## GIVEN PROBLEM:
Everything from the line that contains "What's the underlying" through the last line of the listing must be copied exactly, with both of those lines included and no others.

###

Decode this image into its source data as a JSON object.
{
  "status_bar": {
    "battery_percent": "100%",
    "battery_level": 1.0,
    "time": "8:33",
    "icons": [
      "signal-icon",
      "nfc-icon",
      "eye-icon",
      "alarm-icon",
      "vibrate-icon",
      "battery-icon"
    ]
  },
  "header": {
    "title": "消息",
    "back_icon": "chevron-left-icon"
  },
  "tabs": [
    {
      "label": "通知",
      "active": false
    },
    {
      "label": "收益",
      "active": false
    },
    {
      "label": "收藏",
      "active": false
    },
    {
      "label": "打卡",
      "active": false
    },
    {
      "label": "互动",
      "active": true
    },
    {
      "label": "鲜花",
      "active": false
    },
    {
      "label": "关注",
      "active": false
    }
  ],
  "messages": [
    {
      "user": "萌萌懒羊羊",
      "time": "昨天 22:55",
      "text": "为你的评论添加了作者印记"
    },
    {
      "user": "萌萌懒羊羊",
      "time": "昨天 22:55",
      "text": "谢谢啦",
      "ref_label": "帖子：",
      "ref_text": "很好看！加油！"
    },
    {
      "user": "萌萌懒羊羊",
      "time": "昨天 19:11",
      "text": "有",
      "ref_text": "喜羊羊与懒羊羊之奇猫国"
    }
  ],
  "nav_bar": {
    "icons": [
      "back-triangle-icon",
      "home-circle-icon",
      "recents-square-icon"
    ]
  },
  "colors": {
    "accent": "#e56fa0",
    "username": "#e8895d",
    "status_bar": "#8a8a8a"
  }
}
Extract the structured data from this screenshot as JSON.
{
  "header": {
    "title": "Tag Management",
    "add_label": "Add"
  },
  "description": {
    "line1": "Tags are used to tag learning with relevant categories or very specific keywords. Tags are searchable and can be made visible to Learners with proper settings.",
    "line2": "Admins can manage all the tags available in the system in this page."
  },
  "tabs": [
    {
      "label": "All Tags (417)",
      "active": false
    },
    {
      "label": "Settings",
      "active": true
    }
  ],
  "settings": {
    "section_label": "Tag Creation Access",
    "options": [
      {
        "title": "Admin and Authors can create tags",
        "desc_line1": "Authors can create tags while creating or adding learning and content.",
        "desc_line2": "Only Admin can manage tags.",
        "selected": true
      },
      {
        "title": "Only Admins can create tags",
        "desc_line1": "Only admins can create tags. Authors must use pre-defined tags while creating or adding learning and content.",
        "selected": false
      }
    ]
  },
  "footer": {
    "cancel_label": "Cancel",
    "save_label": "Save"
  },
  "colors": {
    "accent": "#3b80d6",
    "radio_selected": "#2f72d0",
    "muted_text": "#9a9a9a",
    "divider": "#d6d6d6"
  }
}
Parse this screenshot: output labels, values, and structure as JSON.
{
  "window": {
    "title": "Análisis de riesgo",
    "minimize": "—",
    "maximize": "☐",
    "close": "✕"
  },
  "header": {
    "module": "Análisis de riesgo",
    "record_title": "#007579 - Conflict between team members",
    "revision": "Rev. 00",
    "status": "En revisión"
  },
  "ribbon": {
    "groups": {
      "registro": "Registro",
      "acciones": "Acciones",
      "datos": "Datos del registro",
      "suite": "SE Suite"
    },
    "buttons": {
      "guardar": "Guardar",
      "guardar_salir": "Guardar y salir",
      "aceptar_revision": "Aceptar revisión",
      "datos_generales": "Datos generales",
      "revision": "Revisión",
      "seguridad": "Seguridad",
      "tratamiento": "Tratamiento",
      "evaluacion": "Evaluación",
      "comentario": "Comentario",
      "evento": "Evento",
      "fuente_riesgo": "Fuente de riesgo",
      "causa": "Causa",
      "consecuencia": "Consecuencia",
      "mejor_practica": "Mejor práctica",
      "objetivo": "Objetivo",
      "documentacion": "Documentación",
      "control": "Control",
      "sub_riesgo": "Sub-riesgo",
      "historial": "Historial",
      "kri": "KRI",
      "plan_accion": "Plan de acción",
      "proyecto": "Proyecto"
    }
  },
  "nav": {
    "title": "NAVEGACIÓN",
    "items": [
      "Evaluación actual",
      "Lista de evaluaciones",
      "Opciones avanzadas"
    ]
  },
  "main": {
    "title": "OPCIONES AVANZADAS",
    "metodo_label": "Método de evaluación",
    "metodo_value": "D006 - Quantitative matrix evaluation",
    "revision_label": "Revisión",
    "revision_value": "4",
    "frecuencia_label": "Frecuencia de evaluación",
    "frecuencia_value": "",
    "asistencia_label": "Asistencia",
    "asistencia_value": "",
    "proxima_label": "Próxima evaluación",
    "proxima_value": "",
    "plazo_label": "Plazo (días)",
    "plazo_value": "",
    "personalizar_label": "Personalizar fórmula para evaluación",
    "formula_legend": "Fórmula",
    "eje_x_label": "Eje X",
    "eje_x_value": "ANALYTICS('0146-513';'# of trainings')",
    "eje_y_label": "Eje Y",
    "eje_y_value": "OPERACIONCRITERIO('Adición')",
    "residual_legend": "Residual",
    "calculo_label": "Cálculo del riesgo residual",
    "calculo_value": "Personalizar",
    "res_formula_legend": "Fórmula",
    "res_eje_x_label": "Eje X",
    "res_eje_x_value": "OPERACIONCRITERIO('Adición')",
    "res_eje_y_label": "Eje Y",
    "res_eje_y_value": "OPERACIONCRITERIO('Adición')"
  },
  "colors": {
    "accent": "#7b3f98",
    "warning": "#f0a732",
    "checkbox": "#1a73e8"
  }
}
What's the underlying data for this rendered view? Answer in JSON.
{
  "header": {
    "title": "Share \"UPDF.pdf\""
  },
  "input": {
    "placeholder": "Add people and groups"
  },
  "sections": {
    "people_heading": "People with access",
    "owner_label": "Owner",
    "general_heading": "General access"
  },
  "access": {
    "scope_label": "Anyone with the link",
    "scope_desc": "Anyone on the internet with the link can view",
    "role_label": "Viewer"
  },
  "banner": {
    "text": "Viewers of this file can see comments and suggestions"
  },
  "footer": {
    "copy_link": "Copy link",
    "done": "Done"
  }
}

###

## WRITTEN RESPONSE:
What's the underlying data for this rendered view? Answer in JSON.
{
  "header": {
    "title": "Share \"UPDF.pdf\""
  },
  "input": {
    "placeholder": "Add people and groups"
  },
  "sections": {
    "people_heading": "People with access",
    "owner_label": "Owner",
    "general_heading": "General access"
  },
  "access": {
    "scope_label": "Anyone with the link",
    "scope_desc": "Anyone on the internet with the link can view",
    "role_label": "Viewer"
  },
  "banner": {
    "text": "Viewers of this file can see comments and suggestions"
  },
  "footer": {
    "copy_link": "Copy link",
    "done": "Done"
  }
}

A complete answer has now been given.